[Data entries]
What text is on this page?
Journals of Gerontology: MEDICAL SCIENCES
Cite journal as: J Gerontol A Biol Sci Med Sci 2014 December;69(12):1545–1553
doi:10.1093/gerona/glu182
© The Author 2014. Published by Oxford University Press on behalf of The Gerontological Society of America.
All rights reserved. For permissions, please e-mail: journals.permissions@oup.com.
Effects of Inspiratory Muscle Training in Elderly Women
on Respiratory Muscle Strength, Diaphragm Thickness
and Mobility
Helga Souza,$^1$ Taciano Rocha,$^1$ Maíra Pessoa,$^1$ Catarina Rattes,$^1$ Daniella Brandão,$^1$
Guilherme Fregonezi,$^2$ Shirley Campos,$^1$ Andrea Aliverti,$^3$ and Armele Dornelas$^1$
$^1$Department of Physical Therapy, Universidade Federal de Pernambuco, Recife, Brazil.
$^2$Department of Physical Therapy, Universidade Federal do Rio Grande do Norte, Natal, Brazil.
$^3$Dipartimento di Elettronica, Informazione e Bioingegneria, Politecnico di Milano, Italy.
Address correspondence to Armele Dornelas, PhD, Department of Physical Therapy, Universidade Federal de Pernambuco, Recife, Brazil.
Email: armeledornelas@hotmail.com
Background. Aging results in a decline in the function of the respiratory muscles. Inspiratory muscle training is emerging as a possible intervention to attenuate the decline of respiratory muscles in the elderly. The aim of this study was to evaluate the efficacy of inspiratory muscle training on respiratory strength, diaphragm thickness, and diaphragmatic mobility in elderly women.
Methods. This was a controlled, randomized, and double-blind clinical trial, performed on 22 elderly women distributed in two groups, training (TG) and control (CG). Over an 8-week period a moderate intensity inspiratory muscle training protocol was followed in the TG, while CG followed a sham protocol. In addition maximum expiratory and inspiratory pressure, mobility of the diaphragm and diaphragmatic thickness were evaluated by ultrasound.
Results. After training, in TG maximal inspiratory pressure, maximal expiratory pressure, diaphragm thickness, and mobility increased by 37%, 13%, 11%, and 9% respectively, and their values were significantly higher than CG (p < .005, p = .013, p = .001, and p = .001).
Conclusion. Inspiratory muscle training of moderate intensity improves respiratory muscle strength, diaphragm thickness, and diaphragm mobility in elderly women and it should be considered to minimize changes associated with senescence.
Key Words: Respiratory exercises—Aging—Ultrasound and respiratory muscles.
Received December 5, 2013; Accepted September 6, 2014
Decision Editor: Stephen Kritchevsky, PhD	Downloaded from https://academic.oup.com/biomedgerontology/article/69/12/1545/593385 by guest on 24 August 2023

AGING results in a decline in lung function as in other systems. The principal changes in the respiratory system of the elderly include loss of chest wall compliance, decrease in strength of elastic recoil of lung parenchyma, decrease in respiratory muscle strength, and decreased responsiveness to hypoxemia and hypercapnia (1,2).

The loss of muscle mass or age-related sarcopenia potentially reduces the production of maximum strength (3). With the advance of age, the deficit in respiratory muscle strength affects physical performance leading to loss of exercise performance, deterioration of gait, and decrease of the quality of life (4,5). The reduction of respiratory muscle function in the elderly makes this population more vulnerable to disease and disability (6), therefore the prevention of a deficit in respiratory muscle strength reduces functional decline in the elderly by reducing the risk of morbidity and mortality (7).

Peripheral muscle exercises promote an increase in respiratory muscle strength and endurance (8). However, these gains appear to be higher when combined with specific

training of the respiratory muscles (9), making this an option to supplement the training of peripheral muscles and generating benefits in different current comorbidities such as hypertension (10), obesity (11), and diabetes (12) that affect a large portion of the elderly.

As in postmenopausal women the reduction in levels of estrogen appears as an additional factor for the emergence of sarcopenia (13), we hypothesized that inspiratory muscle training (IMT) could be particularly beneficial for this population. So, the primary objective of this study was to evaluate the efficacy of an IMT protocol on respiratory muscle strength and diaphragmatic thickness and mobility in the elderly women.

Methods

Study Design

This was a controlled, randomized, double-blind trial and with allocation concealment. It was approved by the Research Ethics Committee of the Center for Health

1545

What is asked
Only lines with the word "blind" should be collected from the material.

Written answer
Methods. This was a controlled, randomized, and double-blind clinical trial, performed on 22 elderly women distributed in two groups, training (TG) and control (CG). Over an 8-week period a moderate intensity inspiratory muscle training protocol was followed in the TG, while CG followed a sham protocol. In addition maximum expiratory and inspiratory pressure, mobility of the diaphragm and diaphragmatic thickness were evaluated by ultrasound.
This was a controlled, randomized, double-blind trial and with allocation concealment. It was approved by the Research Ethics Committee of the Center for Health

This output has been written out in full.